(Figure collection entries)

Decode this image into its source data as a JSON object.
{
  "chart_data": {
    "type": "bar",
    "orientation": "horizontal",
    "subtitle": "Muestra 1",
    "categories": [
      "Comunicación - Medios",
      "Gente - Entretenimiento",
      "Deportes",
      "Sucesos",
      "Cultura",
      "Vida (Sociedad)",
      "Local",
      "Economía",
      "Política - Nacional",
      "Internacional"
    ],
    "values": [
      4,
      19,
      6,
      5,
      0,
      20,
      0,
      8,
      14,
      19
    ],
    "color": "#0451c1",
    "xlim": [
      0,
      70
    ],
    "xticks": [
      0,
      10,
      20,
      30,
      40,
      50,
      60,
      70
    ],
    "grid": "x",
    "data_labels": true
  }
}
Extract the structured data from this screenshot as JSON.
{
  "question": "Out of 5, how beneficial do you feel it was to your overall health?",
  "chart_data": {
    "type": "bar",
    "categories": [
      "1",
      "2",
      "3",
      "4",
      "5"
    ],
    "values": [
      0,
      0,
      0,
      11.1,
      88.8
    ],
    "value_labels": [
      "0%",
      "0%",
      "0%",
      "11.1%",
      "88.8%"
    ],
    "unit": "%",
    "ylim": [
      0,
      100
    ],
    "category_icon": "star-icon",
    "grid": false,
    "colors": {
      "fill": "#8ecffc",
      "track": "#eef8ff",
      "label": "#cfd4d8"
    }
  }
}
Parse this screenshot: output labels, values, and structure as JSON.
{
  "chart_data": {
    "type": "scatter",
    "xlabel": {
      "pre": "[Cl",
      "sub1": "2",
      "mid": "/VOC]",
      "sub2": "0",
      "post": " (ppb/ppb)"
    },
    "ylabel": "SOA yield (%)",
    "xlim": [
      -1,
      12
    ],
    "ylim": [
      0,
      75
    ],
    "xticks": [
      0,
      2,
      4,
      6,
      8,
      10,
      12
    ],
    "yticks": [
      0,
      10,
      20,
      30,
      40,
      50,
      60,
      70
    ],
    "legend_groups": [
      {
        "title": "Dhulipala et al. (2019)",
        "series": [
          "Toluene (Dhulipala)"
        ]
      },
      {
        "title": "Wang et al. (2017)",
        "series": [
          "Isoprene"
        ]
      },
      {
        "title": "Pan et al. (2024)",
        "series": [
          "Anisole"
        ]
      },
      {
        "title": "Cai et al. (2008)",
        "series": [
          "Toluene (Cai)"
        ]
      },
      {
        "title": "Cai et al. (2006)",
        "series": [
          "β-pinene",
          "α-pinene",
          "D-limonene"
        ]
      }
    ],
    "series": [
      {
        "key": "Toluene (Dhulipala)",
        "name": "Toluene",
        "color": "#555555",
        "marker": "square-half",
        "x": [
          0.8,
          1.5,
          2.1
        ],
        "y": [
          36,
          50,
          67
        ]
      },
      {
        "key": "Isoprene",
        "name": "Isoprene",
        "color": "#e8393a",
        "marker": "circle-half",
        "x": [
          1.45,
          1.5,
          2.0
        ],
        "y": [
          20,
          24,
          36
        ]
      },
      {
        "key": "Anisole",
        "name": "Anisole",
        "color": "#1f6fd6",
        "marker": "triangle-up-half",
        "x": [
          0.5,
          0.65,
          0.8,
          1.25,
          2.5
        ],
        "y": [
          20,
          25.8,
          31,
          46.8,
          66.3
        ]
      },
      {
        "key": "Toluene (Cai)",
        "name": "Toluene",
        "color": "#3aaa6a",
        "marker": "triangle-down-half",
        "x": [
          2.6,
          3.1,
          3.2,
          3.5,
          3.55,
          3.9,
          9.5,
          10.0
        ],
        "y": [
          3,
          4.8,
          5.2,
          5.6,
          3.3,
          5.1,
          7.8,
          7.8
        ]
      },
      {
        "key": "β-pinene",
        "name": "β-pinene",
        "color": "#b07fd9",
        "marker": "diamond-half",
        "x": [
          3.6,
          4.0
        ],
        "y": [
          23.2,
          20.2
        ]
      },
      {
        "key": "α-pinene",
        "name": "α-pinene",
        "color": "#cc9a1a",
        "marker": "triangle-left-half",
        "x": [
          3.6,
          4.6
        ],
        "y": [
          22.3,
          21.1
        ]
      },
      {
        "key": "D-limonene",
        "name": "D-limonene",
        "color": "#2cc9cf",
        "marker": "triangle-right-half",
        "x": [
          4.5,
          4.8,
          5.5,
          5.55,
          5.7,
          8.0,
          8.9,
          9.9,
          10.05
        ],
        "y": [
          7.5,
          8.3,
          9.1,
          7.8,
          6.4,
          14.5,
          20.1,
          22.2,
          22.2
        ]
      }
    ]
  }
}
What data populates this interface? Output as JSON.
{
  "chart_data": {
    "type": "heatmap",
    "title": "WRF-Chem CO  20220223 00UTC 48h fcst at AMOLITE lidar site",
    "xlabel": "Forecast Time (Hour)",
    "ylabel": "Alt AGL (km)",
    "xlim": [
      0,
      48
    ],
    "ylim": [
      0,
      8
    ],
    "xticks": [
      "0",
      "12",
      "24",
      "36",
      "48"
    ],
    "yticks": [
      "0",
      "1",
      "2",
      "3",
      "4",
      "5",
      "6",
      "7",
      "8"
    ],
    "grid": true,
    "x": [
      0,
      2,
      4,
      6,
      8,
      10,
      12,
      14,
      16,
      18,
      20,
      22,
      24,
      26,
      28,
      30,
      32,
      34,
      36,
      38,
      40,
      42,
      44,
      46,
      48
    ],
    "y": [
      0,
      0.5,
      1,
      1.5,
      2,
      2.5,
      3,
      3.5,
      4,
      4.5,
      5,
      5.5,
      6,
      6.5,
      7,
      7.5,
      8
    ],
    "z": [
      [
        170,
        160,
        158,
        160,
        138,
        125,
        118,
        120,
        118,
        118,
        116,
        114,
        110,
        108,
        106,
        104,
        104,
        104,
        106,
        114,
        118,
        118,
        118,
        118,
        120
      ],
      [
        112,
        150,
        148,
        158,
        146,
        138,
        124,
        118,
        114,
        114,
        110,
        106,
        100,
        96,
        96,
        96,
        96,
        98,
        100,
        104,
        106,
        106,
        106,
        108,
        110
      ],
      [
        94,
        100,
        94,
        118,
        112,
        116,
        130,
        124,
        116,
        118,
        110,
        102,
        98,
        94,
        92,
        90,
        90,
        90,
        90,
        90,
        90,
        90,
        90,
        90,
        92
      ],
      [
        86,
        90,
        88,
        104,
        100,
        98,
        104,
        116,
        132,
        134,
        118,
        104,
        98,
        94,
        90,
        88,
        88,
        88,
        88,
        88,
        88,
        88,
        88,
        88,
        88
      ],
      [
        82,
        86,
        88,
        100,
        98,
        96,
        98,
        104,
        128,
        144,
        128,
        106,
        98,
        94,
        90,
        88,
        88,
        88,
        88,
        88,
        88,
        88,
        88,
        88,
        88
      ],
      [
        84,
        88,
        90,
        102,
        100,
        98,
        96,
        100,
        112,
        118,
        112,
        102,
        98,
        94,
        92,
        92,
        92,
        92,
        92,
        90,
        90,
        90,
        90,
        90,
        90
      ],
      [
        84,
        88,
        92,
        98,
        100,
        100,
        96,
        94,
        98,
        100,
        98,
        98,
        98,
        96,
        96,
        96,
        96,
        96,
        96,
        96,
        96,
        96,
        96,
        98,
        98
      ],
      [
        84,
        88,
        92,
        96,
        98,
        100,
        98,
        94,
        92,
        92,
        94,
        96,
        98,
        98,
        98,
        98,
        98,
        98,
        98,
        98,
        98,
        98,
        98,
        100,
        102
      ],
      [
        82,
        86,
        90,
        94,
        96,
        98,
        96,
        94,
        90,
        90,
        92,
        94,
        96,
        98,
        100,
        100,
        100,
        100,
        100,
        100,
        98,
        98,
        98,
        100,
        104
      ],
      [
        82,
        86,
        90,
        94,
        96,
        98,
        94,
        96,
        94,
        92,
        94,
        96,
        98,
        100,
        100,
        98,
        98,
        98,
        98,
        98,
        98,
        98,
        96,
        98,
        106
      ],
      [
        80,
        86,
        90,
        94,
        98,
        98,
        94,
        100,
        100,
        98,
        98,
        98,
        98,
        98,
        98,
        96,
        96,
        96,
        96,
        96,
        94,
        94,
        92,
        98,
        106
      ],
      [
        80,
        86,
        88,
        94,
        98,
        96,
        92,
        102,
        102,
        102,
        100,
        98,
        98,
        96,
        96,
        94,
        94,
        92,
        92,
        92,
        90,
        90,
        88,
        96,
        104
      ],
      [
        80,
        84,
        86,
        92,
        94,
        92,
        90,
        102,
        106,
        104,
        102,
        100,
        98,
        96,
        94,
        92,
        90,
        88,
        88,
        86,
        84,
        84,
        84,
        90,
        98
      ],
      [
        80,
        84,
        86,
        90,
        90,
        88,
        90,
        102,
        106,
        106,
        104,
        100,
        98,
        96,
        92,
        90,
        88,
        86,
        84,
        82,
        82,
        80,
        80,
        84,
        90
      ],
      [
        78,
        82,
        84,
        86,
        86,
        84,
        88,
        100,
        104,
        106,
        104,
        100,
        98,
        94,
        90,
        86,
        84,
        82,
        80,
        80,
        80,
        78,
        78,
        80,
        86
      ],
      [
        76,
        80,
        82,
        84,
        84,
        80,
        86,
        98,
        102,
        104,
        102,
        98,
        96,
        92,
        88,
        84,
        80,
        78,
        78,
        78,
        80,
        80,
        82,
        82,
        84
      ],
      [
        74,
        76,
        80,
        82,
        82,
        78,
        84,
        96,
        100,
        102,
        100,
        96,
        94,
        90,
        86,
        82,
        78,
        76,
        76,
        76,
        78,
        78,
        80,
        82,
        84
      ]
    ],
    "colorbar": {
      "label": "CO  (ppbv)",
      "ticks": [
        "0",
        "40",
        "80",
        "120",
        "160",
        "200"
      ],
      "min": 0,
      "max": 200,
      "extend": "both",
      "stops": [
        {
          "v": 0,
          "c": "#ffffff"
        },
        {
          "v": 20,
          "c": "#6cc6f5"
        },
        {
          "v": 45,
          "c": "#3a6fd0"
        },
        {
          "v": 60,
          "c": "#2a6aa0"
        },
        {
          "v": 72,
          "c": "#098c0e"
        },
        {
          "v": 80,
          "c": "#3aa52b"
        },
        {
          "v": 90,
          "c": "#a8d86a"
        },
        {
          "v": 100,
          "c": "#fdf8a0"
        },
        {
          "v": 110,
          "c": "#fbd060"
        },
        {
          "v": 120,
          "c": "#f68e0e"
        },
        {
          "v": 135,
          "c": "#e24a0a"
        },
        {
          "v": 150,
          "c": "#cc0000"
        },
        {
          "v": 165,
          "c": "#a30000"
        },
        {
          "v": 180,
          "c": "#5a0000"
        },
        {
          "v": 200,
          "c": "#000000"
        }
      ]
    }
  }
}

**Given task**
Take every line above carrying "this" and return it.

**Full output**
Decode this image into its source data as a JSON object.
Extract the structured data from this screenshot as JSON.
Parse this screenshot: output labels, values, and structure as JSON.
What data populates this interface? Output as JSON.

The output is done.